* [Saved entries]
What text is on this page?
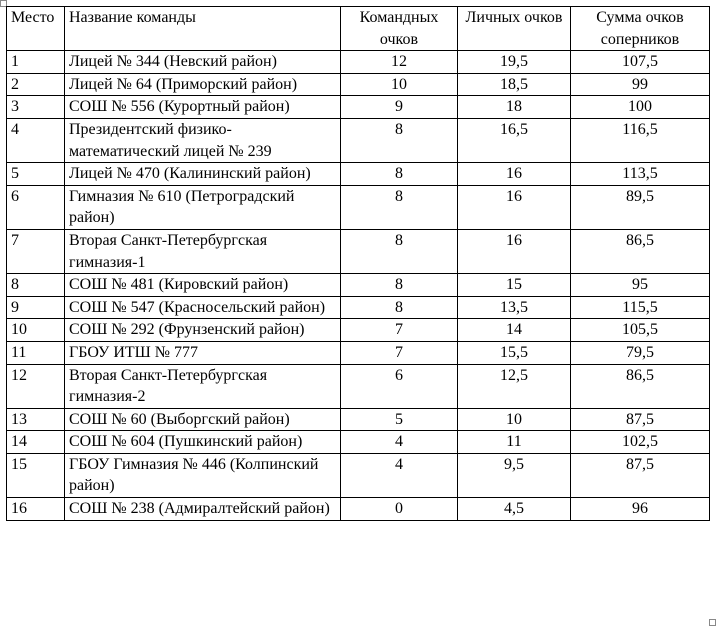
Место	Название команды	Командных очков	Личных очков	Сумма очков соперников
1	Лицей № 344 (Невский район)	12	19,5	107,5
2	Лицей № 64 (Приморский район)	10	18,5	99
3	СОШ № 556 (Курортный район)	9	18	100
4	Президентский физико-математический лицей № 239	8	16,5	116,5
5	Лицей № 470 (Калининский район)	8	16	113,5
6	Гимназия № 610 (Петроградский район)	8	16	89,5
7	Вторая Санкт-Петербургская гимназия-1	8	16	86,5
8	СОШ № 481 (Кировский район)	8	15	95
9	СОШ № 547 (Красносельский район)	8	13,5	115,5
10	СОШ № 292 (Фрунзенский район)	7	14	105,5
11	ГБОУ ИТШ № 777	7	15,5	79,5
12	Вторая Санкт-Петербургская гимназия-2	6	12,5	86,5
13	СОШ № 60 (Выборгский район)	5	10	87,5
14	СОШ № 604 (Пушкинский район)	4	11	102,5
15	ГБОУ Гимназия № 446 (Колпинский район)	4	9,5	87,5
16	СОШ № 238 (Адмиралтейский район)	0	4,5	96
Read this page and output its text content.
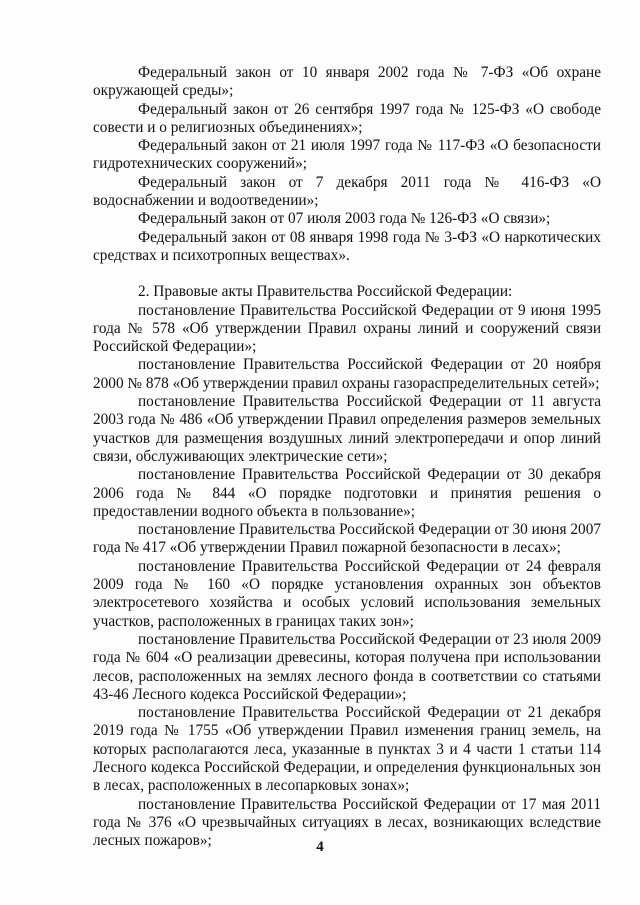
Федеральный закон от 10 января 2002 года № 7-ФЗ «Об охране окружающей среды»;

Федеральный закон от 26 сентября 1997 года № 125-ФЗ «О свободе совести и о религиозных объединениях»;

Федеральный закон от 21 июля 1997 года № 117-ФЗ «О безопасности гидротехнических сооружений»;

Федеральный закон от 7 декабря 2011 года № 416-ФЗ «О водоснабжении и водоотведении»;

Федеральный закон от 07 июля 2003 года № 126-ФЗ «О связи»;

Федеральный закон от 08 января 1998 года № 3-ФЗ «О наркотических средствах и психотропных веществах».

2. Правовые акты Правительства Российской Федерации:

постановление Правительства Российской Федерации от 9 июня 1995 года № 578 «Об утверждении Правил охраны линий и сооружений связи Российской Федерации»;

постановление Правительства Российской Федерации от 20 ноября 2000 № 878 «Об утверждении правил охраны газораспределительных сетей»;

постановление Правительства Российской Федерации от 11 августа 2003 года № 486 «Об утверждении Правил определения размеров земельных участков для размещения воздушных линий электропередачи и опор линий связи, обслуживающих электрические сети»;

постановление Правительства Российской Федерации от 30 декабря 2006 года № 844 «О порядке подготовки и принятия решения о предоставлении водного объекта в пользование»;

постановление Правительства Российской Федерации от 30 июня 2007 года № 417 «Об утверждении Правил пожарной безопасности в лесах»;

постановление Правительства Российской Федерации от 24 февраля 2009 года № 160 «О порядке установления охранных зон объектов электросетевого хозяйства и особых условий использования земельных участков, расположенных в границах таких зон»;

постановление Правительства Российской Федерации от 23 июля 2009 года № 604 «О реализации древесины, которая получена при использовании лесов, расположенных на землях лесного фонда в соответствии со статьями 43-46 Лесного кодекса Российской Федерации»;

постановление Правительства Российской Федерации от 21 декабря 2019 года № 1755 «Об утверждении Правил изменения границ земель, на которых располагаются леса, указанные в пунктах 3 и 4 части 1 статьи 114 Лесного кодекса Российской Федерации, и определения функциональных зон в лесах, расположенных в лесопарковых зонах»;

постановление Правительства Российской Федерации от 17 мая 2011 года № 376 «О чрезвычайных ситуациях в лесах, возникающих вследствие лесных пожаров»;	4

* [Direction] State how many lines of the listing include "Санкт", and nothing more.

* [Output] 2